Rows from a dataset:

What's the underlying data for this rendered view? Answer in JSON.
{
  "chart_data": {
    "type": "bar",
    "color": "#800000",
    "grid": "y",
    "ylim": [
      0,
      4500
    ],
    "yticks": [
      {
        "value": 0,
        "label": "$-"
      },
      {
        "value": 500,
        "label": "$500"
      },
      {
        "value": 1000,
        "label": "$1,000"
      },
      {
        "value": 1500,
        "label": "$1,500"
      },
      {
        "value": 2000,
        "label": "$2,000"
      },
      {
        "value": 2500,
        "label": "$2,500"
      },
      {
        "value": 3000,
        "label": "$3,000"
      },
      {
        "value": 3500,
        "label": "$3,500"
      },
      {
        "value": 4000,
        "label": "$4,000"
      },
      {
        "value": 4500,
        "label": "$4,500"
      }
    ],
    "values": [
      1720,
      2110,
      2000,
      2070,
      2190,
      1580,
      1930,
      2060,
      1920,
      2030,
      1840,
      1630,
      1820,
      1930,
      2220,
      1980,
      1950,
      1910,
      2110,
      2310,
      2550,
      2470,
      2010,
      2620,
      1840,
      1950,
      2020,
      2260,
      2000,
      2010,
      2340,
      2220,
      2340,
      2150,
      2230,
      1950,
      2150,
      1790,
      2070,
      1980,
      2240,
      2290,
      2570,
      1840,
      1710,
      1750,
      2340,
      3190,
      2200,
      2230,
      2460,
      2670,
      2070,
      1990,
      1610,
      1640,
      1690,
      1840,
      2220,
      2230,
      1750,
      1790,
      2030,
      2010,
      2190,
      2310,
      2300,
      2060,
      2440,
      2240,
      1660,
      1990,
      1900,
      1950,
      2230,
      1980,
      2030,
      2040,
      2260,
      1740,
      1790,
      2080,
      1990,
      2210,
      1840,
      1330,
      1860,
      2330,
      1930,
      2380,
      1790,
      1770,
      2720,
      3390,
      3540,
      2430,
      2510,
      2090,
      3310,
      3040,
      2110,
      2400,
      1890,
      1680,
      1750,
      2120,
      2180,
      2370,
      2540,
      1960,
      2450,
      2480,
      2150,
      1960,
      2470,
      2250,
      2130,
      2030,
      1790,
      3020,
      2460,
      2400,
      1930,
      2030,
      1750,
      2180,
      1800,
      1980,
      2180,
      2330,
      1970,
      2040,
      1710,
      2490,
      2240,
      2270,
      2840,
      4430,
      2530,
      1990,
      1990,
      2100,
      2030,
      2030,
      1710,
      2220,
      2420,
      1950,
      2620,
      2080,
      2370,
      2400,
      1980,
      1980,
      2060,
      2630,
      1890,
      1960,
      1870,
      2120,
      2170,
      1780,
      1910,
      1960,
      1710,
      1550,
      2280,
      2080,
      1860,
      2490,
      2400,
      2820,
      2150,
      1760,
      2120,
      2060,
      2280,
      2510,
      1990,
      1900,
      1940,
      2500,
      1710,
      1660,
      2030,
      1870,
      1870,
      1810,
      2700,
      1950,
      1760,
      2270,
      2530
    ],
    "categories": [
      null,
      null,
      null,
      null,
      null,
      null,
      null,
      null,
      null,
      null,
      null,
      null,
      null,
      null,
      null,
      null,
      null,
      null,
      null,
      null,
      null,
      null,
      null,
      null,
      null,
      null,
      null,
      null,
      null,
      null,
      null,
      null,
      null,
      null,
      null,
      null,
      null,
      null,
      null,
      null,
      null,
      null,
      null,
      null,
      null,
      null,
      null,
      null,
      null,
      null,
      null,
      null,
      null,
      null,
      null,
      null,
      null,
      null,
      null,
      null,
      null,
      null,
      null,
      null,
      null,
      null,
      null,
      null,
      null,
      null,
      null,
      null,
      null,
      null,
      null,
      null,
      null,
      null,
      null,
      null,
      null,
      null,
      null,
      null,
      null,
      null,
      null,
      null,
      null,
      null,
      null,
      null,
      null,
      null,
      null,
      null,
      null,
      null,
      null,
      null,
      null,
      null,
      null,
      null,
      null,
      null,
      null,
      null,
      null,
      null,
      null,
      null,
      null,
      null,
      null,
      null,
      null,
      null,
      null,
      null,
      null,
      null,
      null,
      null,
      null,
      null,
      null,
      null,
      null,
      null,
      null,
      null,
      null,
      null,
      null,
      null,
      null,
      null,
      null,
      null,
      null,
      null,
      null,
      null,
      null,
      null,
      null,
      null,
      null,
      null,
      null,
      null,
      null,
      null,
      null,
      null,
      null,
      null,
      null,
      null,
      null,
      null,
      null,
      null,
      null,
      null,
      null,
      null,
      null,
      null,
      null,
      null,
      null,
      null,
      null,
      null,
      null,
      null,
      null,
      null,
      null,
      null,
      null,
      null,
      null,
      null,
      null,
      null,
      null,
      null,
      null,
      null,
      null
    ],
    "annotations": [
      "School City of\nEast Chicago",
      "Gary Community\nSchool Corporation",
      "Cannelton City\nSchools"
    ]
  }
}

STATED PROBLEM:
Print the records once more, exactly as they were given.

RESULT OF THIS TASK:
What's the underlying data for this rendered view? Answer in JSON.
{
  "chart_data": {
    "type": "bar",
    "color": "#800000",
    "grid": "y",
    "ylim": [
      0,
      4500
    ],
    "yticks": [
      {
        "value": 0,
        "label": "$-"
      },
      {
        "value": 500,
        "label": "$500"
      },
      {
        "value": 1000,
        "label": "$1,000"
      },
      {
        "value": 1500,
        "label": "$1,500"
      },
      {
        "value": 2000,
        "label": "$2,000"
      },
      {
        "value": 2500,
        "label": "$2,500"
      },
      {
        "value": 3000,
        "label": "$3,000"
      },
      {
        "value": 3500,
        "label": "$3,500"
      },
      {
        "value": 4000,
        "label": "$4,000"
      },
      {
        "value": 4500,
        "label": "$4,500"
      }
    ],
    "values": [
      1720,
      2110,
      2000,
      2070,
      2190,
      1580,
      1930,
      2060,
      1920,
      2030,
      1840,
      1630,
      1820,
      1930,
      2220,
      1980,
      1950,
      1910,
      2110,
      2310,
      2550,
      2470,
      2010,
      2620,
      1840,
      1950,
      2020,
      2260,
      2000,
      2010,
      2340,
      2220,
      2340,
      2150,
      2230,
      1950,
      2150,
      1790,
      2070,
      1980,
      2240,
      2290,
      2570,
      1840,
      1710,
      1750,
      2340,
      3190,
      2200,
      2230,
      2460,
      2670,
      2070,
      1990,
      1610,
      1640,
      1690,
      1840,
      2220,
      2230,
      1750,
      1790,
      2030,
      2010,
      2190,
      2310,
      2300,
      2060,
      2440,
      2240,
      1660,
      1990,
      1900,
      1950,
      2230,
      1980,
      2030,
      2040,
      2260,
      1740,
      1790,
      2080,
      1990,
      2210,
      1840,
      1330,
      1860,
      2330,
      1930,
      2380,
      1790,
      1770,
      2720,
      3390,
      3540,
      2430,
      2510,
      2090,
      3310,
      3040,
      2110,
      2400,
      1890,
      1680,
      1750,
      2120,
      2180,
      2370,
      2540,
      1960,
      2450,
      2480,
      2150,
      1960,
      2470,
      2250,
      2130,
      2030,
      1790,
      3020,
      2460,
      2400,
      1930,
      2030,
      1750,
      2180,
      1800,
      1980,
      2180,
      2330,
      1970,
      2040,
      1710,
      2490,
      2240,
      2270,
      2840,
      4430,
      2530,
      1990,
      1990,
      2100,
      2030,
      2030,
      1710,
      2220,
      2420,
      1950,
      2620,
      2080,
      2370,
      2400,
      1980,
      1980,
      2060,
      2630,
      1890,
      1960,
      1870,
      2120,
      2170,
      1780,
      1910,
      1960,
      1710,
      1550,
      2280,
      2080,
      1860,
      2490,
      2400,
      2820,
      2150,
      1760,
      2120,
      2060,
      2280,
      2510,
      1990,
      1900,
      1940,
      2500,
      1710,
      1660,
      2030,
      1870,
      1870,
      1810,
      2700,
      1950,
      1760,
      2270,
      2530
    ],
    "categories": [
      null,
      null,
      null,
      null,
      null,
      null,
      null,
      null,
      null,
      null,
      null,
      null,
      null,
      null,
      null,
      null,
      null,
      null,
      null,
      null,
      null,
      null,
      null,
      null,
      null,
      null,
      null,
      null,
      null,
      null,
      null,
      null,
      null,
      null,
      null,
      null,
      null,
      null,
      null,
      null,
      null,
      null,
      null,
      null,
      null,
      null,
      null,
      null,
      null,
      null,
      null,
      null,
      null,
      null,
      null,
      null,
      null,
      null,
      null,
      null,
      null,
      null,
      null,
      null,
      null,
      null,
      null,
      null,
      null,
      null,
      null,
      null,
      null,
      null,
      null,
      null,
      null,
      null,
      null,
      null,
      null,
      null,
      null,
      null,
      null,
      null,
      null,
      null,
      null,
      null,
      null,
      null,
      null,
      null,
      null,
      null,
      null,
      null,
      null,
      null,
      null,
      null,
      null,
      null,
      null,
      null,
      null,
      null,
      null,
      null,
      null,
      null,
      null,
      null,
      null,
      null,
      null,
      null,
      null,
      null,
      null,
      null,
      null,
      null,
      null,
      null,
      null,
      null,
      null,
      null,
      null,
      null,
      null,
      null,
      null,
      null,
      null,
      null,
      null,
      null,
      null,
      null,
      null,
      null,
      null,
      null,
      null,
      null,
      null,
      null,
      null,
      null,
      null,
      null,
      null,
      null,
      null,
      null,
      null,
      null,
      null,
      null,
      null,
      null,
      null,
      null,
      null,
      null,
      null,
      null,
      null,
      null,
      null,
      null,
      null,
      null,
      null,
      null,
      null,
      null,
      null,
      null,
      null,
      null,
      null,
      null,
      null,
      null,
      null,
      null,
      null,
      null,
      null
    ],
    "annotations": [
      "School City of\nEast Chicago",
      "Gary Community\nSchool Corporation",
      "Cannelton City\nSchools"
    ]
  }
}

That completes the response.